═══ Exercise materials

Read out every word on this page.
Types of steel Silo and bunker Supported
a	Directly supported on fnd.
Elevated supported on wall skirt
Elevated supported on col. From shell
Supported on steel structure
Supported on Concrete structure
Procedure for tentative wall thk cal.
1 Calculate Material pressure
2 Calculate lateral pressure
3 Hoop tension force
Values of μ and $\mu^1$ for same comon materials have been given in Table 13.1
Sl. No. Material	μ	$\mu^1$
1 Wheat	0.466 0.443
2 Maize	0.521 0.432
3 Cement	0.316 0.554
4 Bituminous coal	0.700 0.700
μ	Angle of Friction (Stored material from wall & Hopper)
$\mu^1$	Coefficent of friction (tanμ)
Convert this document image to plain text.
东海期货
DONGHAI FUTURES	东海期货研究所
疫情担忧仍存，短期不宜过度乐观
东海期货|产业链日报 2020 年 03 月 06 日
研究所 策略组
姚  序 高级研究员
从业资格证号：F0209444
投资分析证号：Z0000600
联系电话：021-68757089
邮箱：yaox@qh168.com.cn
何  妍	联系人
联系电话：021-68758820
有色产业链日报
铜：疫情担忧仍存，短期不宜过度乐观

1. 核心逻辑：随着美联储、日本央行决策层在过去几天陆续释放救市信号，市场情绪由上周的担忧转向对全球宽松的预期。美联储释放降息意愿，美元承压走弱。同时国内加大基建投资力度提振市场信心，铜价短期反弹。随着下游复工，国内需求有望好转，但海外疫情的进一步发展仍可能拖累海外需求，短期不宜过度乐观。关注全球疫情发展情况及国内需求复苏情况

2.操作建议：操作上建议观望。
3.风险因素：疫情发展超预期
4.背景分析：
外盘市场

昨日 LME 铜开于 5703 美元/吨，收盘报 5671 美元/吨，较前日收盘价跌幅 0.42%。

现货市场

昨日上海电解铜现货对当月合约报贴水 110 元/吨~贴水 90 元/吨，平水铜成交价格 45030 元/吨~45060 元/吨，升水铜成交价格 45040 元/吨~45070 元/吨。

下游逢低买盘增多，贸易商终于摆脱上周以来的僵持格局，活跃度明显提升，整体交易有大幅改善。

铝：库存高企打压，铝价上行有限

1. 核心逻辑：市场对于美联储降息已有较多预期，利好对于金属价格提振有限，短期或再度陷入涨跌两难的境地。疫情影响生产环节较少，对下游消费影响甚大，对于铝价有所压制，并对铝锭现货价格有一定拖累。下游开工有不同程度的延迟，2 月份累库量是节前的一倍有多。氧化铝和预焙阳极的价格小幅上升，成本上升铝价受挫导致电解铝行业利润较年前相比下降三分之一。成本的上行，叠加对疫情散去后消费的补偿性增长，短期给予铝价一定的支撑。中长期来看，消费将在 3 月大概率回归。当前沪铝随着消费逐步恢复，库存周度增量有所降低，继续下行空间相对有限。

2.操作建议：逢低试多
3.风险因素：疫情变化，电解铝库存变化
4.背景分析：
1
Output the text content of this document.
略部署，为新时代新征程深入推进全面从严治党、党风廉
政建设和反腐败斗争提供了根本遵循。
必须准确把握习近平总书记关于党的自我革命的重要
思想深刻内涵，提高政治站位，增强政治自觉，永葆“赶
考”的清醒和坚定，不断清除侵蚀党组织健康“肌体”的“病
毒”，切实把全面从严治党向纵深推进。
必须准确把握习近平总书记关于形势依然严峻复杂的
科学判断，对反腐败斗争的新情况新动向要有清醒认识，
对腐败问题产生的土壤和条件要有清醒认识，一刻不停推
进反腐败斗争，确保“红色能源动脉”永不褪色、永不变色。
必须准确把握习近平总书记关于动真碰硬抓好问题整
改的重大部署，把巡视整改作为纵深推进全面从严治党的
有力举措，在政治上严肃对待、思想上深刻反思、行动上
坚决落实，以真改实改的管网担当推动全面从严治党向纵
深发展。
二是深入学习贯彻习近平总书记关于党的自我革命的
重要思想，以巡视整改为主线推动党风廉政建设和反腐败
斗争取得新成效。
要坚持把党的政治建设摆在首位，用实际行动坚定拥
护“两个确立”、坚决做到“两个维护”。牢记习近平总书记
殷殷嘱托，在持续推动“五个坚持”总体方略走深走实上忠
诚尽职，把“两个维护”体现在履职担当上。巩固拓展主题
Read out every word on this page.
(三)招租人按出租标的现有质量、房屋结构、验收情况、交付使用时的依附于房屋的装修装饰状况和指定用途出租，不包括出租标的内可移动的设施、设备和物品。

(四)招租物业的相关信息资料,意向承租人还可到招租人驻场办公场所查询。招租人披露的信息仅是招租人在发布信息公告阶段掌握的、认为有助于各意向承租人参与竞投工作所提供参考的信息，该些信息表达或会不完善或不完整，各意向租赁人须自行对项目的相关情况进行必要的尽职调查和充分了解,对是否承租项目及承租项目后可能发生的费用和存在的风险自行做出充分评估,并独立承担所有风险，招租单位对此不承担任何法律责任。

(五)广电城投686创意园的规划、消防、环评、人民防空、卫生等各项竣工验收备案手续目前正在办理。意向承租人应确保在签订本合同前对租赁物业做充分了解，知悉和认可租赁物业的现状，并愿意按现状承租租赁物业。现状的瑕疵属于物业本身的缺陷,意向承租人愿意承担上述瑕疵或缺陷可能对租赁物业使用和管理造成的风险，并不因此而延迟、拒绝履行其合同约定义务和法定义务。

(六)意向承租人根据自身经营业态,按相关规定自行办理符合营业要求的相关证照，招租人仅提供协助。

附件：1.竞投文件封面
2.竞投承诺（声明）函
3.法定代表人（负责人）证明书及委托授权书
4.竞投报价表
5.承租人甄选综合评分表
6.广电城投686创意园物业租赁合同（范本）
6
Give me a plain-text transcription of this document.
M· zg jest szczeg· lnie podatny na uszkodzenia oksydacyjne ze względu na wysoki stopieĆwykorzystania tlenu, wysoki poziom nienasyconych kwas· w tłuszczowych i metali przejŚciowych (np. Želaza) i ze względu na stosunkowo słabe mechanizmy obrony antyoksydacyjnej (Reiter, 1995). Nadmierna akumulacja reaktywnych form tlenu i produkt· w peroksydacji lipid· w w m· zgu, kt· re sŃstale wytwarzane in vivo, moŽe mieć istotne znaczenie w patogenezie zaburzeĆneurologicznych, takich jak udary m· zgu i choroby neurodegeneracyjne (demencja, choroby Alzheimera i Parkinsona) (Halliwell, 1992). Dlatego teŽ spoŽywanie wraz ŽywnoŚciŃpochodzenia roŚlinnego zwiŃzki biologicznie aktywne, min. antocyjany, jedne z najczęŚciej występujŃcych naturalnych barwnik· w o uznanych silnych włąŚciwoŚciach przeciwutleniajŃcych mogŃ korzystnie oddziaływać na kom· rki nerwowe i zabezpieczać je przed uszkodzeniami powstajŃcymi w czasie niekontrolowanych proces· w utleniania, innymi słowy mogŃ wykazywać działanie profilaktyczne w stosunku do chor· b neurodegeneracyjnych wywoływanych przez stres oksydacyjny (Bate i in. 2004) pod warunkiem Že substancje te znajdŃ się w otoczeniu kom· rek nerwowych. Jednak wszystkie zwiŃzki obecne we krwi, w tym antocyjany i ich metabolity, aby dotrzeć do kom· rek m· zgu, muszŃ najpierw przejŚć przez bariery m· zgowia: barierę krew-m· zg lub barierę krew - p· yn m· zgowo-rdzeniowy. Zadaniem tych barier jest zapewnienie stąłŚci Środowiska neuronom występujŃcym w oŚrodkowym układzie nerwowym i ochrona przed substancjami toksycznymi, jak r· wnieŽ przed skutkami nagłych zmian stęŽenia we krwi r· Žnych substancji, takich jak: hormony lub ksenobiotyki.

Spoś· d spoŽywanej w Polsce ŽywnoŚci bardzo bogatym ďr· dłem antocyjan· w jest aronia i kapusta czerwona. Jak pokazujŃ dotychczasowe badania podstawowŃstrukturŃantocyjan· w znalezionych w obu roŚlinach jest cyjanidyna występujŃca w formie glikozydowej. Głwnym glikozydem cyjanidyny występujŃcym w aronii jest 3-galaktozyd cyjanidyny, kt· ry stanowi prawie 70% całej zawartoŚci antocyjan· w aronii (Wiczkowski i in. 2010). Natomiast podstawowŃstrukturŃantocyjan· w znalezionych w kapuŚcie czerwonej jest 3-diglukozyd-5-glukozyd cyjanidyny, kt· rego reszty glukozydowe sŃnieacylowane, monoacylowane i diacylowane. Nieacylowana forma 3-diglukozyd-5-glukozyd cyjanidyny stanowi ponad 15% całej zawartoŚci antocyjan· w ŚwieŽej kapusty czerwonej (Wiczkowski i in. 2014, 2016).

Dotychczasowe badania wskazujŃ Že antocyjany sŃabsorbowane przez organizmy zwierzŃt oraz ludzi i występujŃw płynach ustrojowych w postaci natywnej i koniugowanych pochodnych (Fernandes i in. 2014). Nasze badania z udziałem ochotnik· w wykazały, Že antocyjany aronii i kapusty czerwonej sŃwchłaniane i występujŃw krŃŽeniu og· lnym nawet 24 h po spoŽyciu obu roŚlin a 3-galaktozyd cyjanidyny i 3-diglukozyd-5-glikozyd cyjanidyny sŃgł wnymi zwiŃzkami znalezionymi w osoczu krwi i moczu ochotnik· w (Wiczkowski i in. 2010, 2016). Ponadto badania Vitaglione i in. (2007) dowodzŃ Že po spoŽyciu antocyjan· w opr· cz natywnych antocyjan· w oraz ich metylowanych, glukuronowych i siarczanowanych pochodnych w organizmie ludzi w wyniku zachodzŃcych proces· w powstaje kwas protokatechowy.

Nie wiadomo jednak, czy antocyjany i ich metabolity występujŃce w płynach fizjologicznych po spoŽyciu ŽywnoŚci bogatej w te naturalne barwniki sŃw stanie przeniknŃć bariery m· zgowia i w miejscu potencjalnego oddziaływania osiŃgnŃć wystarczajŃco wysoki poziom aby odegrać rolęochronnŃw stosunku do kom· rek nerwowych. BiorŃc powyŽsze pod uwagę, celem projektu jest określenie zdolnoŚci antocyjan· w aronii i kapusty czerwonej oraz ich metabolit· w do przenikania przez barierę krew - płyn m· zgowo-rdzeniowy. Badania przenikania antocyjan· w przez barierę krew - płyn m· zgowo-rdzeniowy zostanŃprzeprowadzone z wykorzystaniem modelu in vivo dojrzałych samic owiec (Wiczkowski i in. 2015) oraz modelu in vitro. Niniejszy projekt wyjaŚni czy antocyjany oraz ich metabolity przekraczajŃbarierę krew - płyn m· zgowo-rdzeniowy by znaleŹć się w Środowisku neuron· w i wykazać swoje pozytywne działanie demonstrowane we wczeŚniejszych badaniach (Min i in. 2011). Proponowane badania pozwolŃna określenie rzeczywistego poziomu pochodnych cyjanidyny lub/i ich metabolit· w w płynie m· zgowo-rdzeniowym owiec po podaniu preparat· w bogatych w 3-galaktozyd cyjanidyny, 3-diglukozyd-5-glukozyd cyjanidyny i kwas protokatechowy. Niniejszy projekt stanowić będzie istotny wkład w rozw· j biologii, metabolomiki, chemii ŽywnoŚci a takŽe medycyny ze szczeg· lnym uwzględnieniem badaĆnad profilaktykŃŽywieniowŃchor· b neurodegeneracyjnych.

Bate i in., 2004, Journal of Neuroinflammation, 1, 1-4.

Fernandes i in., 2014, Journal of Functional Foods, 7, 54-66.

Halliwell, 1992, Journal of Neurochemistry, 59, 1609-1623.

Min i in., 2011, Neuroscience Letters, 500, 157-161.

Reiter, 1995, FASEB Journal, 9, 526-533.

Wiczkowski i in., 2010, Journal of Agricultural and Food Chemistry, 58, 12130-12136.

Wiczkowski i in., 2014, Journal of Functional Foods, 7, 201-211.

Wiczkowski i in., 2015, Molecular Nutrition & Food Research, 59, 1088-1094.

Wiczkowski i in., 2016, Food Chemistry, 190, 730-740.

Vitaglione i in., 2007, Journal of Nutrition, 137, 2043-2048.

══════

▶ **What the task requires**
Count how many lines in the data contain the word "Elevated", giving the number without comment.

▶ **Solution to this task**
2